■ Written task:
Among the lines of these entries, how many hold the word "PLACE"? State only the number.

■ Records contained in a dataset:
-- -- --
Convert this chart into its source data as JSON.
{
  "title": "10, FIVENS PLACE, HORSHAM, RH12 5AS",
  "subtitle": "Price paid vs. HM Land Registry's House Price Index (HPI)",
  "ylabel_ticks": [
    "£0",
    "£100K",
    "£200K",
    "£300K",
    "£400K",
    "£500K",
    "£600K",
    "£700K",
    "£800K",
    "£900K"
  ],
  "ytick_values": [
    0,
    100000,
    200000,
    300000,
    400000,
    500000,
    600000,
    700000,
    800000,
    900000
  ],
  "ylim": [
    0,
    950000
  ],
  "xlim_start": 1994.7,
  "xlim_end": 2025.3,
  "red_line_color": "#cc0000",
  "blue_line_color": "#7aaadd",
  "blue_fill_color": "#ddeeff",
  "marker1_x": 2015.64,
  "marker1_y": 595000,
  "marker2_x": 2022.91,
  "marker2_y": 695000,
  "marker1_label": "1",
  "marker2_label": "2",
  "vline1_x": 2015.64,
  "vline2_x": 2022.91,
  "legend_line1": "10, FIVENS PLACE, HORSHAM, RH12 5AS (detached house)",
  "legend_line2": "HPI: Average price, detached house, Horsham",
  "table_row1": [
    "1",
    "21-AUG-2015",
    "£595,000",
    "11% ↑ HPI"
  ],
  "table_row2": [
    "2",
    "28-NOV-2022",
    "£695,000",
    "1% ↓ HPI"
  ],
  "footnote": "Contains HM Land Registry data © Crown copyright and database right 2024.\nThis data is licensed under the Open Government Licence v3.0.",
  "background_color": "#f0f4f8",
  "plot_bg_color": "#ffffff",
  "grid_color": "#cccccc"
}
-- -- --
■ Task answer:
2